The exercise: Report, word for word, every line of the material that contains "type".

(Data entries for graphics)
....

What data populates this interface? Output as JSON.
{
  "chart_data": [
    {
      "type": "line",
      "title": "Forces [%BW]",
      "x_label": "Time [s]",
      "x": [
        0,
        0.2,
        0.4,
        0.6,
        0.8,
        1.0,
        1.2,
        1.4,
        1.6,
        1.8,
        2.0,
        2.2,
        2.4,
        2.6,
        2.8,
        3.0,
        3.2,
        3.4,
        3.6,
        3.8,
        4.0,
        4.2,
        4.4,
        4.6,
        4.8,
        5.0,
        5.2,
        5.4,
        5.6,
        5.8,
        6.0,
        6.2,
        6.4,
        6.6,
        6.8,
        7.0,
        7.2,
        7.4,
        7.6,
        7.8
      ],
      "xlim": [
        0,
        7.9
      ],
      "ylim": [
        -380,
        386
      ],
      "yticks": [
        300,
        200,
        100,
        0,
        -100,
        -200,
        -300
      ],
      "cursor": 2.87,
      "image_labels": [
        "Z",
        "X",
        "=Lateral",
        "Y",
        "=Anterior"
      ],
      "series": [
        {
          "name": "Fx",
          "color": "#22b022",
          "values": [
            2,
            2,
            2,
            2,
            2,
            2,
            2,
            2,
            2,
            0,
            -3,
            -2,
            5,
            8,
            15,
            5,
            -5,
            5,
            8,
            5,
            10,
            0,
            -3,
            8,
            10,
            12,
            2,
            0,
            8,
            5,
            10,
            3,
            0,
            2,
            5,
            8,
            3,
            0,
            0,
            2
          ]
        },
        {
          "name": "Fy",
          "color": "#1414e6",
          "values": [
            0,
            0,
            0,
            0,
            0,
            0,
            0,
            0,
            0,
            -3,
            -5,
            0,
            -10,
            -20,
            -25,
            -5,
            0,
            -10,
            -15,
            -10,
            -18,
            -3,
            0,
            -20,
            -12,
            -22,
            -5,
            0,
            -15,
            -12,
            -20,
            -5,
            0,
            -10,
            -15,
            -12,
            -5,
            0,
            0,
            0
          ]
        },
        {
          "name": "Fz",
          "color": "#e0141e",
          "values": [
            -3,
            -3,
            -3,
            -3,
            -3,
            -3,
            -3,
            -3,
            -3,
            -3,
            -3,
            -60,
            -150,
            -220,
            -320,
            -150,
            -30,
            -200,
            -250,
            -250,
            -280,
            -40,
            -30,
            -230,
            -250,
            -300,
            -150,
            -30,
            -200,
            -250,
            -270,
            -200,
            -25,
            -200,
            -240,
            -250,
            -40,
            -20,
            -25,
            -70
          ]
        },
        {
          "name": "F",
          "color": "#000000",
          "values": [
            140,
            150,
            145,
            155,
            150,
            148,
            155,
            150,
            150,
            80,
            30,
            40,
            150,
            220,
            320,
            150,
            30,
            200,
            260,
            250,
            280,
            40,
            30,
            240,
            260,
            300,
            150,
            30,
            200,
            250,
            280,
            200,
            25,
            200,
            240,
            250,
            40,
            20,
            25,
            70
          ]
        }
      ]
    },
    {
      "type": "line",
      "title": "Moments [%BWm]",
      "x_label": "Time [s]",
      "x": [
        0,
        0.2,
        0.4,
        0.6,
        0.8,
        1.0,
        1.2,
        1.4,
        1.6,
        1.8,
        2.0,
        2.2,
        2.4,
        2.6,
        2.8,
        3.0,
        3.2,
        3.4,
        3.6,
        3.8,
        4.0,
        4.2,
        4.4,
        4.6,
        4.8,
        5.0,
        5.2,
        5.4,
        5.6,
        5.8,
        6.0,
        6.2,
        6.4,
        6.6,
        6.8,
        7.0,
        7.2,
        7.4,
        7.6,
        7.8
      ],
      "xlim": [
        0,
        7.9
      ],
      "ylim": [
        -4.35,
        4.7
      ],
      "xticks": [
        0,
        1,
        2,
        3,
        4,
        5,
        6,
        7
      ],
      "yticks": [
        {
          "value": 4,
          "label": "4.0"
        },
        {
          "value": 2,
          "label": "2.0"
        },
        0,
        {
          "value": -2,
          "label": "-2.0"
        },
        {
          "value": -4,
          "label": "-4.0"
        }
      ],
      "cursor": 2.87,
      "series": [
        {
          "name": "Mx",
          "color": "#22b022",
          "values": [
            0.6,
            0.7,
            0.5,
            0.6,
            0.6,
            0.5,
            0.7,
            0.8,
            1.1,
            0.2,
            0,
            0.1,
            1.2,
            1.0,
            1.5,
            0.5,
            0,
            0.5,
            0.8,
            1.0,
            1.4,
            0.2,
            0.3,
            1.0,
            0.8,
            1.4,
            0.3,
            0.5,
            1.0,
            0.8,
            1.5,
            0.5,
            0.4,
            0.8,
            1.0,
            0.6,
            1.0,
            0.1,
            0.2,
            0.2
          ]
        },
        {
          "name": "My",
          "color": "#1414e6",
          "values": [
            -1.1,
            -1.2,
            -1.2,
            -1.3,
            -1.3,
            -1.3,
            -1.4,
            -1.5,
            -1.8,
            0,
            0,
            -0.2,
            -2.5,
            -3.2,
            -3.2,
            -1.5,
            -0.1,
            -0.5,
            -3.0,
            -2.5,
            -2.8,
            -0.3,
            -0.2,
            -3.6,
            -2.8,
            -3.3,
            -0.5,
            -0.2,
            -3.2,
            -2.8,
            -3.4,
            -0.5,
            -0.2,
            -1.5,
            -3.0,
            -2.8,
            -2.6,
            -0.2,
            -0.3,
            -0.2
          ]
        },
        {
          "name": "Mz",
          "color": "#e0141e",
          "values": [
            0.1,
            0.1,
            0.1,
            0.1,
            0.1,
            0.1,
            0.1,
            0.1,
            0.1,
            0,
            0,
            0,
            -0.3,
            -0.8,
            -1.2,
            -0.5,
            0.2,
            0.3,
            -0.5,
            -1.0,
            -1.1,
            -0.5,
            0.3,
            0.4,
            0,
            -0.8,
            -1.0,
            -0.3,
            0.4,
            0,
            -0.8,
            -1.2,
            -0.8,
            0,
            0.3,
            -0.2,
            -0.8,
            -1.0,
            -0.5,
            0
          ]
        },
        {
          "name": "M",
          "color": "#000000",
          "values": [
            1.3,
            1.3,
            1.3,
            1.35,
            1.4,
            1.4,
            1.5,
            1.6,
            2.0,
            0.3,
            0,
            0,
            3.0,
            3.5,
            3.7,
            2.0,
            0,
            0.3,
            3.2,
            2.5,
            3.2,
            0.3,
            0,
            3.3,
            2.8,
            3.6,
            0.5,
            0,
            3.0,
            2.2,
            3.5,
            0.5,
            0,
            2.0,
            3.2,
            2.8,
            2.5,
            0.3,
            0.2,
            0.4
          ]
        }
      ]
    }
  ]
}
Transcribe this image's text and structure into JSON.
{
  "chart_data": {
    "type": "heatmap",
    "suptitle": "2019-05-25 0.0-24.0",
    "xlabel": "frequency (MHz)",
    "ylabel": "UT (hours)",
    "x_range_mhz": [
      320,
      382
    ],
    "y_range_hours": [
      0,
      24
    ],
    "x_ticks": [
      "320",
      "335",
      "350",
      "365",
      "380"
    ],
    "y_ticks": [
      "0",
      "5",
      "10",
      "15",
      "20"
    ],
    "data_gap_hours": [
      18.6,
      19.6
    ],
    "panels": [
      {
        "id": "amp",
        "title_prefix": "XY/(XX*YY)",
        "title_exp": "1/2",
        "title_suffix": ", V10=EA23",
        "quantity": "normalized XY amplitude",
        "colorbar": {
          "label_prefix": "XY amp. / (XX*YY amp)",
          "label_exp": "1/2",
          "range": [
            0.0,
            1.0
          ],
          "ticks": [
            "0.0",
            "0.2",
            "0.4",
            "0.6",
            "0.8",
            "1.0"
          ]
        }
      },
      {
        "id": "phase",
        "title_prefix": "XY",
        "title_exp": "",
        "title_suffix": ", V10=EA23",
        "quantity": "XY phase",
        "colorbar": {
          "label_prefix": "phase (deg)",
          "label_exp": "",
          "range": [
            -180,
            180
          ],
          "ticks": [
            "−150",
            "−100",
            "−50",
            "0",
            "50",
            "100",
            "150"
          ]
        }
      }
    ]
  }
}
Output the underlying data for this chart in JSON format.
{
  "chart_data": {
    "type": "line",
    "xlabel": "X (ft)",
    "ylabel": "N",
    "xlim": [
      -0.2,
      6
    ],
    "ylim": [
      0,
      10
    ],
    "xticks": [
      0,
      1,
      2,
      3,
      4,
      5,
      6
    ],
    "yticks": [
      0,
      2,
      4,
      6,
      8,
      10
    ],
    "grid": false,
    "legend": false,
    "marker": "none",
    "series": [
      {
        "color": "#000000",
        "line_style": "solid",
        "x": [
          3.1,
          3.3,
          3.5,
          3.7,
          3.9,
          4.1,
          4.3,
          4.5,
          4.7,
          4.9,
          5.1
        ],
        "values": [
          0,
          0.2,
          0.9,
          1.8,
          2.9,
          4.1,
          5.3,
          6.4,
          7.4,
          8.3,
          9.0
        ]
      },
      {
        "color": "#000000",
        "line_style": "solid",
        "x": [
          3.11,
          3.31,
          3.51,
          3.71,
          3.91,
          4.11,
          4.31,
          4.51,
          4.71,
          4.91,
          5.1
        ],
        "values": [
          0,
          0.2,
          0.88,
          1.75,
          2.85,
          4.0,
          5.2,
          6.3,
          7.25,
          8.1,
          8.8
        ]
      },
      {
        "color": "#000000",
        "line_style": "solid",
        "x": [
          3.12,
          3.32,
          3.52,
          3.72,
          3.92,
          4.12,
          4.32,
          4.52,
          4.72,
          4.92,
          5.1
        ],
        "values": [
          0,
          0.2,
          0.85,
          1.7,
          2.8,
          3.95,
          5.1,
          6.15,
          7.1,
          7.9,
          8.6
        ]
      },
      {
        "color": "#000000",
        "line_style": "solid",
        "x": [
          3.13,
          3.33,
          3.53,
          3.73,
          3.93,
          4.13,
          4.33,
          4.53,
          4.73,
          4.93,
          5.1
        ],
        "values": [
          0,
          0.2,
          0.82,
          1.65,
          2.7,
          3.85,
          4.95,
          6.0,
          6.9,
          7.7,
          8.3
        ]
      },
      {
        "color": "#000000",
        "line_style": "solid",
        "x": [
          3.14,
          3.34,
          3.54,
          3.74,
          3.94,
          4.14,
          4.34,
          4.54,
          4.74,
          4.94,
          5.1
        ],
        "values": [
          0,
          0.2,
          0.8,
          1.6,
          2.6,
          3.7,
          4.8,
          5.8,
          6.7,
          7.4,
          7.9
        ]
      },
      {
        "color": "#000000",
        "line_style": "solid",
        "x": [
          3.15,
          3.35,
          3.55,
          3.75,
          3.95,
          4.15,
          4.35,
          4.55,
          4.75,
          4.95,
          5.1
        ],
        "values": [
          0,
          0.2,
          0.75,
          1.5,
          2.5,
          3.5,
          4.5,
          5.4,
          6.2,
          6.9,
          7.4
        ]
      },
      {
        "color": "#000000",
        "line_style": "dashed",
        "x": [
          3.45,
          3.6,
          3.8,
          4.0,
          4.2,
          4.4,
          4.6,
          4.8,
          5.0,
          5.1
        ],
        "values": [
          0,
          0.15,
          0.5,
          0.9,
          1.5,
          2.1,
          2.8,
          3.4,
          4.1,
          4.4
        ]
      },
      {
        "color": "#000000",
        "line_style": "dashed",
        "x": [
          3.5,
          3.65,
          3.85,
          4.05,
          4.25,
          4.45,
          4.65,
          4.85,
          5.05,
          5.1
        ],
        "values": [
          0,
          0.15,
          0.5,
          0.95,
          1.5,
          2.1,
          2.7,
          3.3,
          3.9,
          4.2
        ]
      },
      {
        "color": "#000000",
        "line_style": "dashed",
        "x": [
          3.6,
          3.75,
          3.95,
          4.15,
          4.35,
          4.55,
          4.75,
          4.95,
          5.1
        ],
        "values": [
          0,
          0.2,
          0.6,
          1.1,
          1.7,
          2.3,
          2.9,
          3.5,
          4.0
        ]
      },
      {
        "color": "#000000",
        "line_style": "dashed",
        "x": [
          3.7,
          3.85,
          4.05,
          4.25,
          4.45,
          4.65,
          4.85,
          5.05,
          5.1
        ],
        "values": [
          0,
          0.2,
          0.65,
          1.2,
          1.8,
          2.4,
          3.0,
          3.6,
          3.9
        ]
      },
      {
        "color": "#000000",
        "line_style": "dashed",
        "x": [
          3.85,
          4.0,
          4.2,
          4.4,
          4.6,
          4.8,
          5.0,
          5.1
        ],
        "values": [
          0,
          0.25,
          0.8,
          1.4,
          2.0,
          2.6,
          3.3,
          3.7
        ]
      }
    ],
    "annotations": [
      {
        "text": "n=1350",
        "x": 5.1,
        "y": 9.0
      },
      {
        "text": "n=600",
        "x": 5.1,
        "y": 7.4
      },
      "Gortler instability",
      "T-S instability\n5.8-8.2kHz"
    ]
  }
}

....

Solution for this problem:
      "type": "line",
      "type": "line",
    "type": "heatmap",
    "type": "line",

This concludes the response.